What needs to be done: Return, word for word, every line that follows.

[Data entries]

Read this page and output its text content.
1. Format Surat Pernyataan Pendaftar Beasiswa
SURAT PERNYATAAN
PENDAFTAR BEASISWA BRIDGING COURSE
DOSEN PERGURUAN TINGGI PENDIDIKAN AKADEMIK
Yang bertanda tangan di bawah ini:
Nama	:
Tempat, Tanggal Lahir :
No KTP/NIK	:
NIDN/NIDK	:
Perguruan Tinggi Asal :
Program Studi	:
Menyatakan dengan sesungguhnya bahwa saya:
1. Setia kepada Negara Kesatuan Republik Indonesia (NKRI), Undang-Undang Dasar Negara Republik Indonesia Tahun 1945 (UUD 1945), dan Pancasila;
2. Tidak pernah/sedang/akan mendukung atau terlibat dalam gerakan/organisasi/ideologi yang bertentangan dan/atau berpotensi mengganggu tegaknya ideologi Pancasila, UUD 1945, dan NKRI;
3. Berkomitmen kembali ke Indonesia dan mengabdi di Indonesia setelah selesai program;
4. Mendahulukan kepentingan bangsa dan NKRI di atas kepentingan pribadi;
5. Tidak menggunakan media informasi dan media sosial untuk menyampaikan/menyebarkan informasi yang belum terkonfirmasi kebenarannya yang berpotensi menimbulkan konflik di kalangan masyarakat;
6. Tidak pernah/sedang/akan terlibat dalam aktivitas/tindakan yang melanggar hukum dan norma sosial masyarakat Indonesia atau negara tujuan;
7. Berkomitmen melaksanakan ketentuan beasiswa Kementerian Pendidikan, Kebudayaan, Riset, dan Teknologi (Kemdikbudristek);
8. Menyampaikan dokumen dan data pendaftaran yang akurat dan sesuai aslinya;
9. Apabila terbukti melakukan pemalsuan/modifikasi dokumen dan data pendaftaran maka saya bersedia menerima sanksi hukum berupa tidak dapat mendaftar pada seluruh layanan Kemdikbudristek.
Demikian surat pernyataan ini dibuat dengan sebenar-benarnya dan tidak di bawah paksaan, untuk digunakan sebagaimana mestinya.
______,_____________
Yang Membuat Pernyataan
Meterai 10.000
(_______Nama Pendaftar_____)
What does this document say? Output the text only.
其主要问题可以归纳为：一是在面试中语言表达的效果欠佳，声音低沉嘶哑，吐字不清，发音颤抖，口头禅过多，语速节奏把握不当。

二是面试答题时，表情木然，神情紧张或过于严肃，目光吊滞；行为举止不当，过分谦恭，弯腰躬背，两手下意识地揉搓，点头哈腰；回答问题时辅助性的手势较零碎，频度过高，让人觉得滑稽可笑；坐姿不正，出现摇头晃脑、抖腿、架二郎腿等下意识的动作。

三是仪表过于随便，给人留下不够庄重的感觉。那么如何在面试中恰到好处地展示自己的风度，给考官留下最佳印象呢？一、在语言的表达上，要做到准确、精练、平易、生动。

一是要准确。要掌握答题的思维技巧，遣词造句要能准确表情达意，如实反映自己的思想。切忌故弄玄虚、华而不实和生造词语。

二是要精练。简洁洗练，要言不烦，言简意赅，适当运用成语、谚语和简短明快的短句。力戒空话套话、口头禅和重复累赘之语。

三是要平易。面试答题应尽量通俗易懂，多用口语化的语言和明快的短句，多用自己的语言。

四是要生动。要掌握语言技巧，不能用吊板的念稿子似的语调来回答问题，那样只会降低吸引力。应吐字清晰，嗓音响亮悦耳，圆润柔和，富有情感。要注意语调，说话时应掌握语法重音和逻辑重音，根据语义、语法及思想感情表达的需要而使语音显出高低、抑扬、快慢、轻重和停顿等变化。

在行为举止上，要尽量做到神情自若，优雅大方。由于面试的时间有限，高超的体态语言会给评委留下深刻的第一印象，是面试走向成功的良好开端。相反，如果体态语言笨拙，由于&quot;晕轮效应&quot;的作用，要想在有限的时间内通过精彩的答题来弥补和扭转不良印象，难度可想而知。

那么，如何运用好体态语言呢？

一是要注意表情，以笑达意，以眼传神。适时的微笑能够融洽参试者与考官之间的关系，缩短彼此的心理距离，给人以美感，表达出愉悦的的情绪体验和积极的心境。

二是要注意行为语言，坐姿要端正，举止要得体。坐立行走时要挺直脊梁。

Final result:
Read this page and output its text content.
1. Format Surat Pernyataan Pendaftar Beasiswa
SURAT PERNYATAAN
PENDAFTAR BEASISWA BRIDGING COURSE
DOSEN PERGURUAN TINGGI PENDIDIKAN AKADEMIK
Yang bertanda tangan di bawah ini:
Nama	:
Tempat, Tanggal Lahir :
No KTP/NIK	:
NIDN/NIDK	:
Perguruan Tinggi Asal :
Program Studi	:
Menyatakan dengan sesungguhnya bahwa saya:
1. Setia kepada Negara Kesatuan Republik Indonesia (NKRI), Undang-Undang Dasar Negara Republik Indonesia Tahun 1945 (UUD 1945), dan Pancasila;
2. Tidak pernah/sedang/akan mendukung atau terlibat dalam gerakan/organisasi/ideologi yang bertentangan dan/atau berpotensi mengganggu tegaknya ideologi Pancasila, UUD 1945, dan NKRI;
3. Berkomitmen kembali ke Indonesia dan mengabdi di Indonesia setelah selesai program;
4. Mendahulukan kepentingan bangsa dan NKRI di atas kepentingan pribadi;
5. Tidak menggunakan media informasi dan media sosial untuk menyampaikan/menyebarkan informasi yang belum terkonfirmasi kebenarannya yang berpotensi menimbulkan konflik di kalangan masyarakat;
6. Tidak pernah/sedang/akan terlibat dalam aktivitas/tindakan yang melanggar hukum dan norma sosial masyarakat Indonesia atau negara tujuan;
7. Berkomitmen melaksanakan ketentuan beasiswa Kementerian Pendidikan, Kebudayaan, Riset, dan Teknologi (Kemdikbudristek);
8. Menyampaikan dokumen dan data pendaftaran yang akurat dan sesuai aslinya;
9. Apabila terbukti melakukan pemalsuan/modifikasi dokumen dan data pendaftaran maka saya bersedia menerima sanksi hukum berupa tidak dapat mendaftar pada seluruh layanan Kemdikbudristek.
Demikian surat pernyataan ini dibuat dengan sebenar-benarnya dan tidak di bawah paksaan, untuk digunakan sebagaimana mestinya.
______,_____________
Yang Membuat Pernyataan
Meterai 10.000
(_______Nama Pendaftar_____)
What does this document say? Output the text only.
其主要问题可以归纳为：一是在面试中语言表达的效果欠佳，声音低沉嘶哑，吐字不清，发音颤抖，口头禅过多，语速节奏把握不当。

二是面试答题时，表情木然，神情紧张或过于严肃，目光吊滞；行为举止不当，过分谦恭，弯腰躬背，两手下意识地揉搓，点头哈腰；回答问题时辅助性的手势较零碎，频度过高，让人觉得滑稽可笑；坐姿不正，出现摇头晃脑、抖腿、架二郎腿等下意识的动作。

三是仪表过于随便，给人留下不够庄重的感觉。那么如何在面试中恰到好处地展示自己的风度，给考官留下最佳印象呢？一、在语言的表达上，要做到准确、精练、平易、生动。

一是要准确。要掌握答题的思维技巧，遣词造句要能准确表情达意，如实反映自己的思想。切忌故弄玄虚、华而不实和生造词语。

二是要精练。简洁洗练，要言不烦，言简意赅，适当运用成语、谚语和简短明快的短句。力戒空话套话、口头禅和重复累赘之语。

三是要平易。面试答题应尽量通俗易懂，多用口语化的语言和明快的短句，多用自己的语言。

四是要生动。要掌握语言技巧，不能用吊板的念稿子似的语调来回答问题，那样只会降低吸引力。应吐字清晰，嗓音响亮悦耳，圆润柔和，富有情感。要注意语调，说话时应掌握语法重音和逻辑重音，根据语义、语法及思想感情表达的需要而使语音显出高低、抑扬、快慢、轻重和停顿等变化。

在行为举止上，要尽量做到神情自若，优雅大方。由于面试的时间有限，高超的体态语言会给评委留下深刻的第一印象，是面试走向成功的良好开端。相反，如果体态语言笨拙，由于&quot;晕轮效应&quot;的作用，要想在有限的时间内通过精彩的答题来弥补和扭转不良印象，难度可想而知。

那么，如何运用好体态语言呢？

一是要注意表情，以笑达意，以眼传神。适时的微笑能够融洽参试者与考官之间的关系，缩短彼此的心理距离，给人以美感，表达出愉悦的的情绪体验和积极的心境。

二是要注意行为语言，坐姿要端正，举止要得体。坐立行走时要挺直脊梁。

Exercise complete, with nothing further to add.